[Dataset rows]
[Start]

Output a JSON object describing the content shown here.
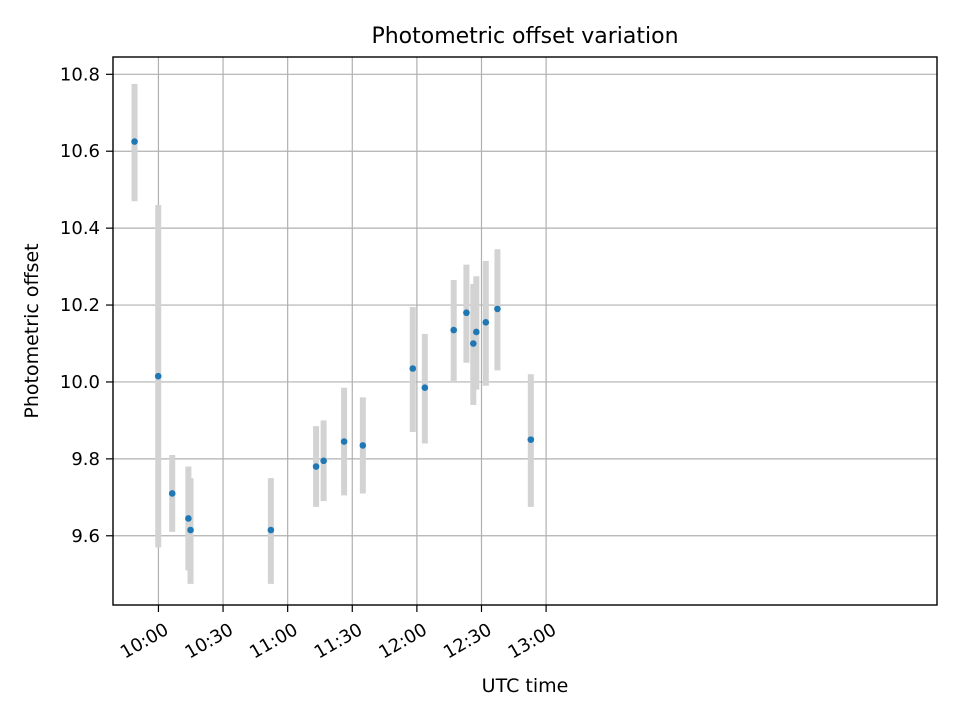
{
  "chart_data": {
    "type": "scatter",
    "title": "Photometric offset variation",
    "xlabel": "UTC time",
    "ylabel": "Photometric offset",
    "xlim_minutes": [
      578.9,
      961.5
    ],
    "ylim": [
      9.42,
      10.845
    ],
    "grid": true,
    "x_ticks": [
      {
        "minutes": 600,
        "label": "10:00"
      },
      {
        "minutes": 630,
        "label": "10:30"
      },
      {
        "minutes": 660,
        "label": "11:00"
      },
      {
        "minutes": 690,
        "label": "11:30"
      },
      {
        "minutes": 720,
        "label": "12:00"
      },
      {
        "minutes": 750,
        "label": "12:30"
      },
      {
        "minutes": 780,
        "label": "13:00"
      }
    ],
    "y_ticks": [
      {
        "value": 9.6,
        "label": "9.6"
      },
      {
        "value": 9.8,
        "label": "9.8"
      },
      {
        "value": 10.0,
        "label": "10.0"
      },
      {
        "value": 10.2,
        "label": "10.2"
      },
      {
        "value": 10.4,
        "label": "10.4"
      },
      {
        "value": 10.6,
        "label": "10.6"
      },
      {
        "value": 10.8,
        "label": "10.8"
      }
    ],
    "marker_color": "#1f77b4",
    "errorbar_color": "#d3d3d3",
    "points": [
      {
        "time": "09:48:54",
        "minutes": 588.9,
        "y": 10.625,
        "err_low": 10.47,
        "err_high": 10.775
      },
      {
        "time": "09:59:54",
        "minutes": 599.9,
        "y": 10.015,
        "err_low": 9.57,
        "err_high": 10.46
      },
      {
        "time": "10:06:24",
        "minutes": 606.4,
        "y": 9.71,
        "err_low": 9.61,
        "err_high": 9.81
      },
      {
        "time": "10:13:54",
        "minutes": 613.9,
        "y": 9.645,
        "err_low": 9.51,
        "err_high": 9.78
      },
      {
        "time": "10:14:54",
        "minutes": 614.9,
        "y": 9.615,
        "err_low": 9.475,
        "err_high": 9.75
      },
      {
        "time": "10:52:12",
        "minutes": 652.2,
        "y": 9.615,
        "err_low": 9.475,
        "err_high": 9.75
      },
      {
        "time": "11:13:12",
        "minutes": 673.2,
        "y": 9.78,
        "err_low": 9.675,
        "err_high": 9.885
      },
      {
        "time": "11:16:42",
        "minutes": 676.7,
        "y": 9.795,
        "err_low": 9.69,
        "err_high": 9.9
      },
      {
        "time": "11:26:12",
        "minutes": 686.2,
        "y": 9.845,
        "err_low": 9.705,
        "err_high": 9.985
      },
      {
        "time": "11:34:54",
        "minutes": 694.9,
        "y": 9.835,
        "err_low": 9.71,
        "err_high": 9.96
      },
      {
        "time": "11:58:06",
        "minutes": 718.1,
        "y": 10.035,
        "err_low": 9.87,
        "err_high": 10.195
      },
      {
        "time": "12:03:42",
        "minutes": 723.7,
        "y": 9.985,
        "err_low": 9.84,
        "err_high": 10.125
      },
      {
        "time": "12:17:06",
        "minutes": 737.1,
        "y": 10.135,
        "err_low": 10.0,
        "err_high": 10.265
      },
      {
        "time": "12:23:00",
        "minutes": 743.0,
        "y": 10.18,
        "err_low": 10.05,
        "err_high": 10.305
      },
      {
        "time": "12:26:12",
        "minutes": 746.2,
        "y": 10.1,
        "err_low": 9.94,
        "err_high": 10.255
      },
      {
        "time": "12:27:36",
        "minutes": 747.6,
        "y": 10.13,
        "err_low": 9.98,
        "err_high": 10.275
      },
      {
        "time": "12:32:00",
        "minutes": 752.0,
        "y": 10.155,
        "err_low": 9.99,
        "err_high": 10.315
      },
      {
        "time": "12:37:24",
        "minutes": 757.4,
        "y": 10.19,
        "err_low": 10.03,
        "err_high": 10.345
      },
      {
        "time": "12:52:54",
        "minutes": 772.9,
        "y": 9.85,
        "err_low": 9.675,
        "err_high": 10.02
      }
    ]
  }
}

[End]
[Start]

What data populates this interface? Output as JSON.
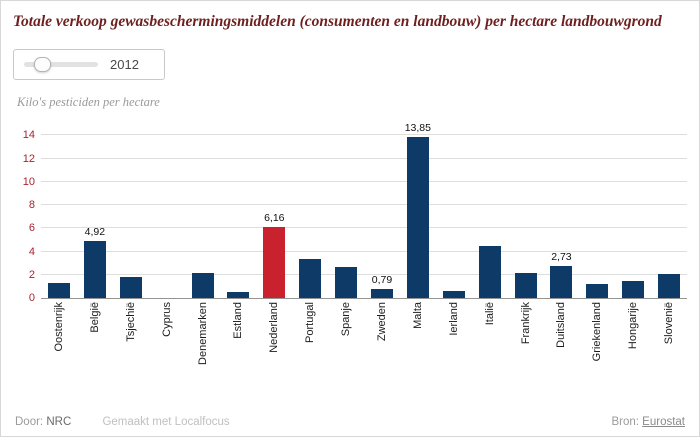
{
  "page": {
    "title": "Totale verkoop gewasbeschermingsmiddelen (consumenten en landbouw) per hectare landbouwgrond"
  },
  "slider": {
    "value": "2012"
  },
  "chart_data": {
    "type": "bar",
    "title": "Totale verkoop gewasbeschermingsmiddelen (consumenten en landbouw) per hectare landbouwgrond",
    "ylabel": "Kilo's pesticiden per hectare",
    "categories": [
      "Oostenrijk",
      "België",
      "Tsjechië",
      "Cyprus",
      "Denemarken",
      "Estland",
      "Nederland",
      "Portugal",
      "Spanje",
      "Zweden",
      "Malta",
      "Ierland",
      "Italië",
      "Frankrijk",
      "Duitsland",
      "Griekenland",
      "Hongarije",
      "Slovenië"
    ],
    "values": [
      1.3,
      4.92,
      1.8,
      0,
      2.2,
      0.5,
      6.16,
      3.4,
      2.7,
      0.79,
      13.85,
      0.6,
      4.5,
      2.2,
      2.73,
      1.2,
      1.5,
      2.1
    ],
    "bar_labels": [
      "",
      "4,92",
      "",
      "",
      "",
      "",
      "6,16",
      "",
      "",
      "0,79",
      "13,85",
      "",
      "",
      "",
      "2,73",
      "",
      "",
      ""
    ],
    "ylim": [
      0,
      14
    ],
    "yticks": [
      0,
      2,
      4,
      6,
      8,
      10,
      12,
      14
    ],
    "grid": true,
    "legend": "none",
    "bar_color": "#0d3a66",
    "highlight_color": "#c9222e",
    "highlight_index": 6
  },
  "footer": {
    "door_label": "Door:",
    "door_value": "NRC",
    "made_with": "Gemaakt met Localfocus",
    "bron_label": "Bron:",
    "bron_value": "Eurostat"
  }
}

[End]

Go through the listing above and locate each line that holds the word "hectare". Copy those lines.

Exercise solution
    "title": "Totale verkoop gewasbeschermingsmiddelen (consumenten en landbouw) per hectare landbouwgrond"
    "title": "Totale verkoop gewasbeschermingsmiddelen (consumenten en landbouw) per hectare landbouwgrond",
    "ylabel": "Kilo's pesticiden per hectare",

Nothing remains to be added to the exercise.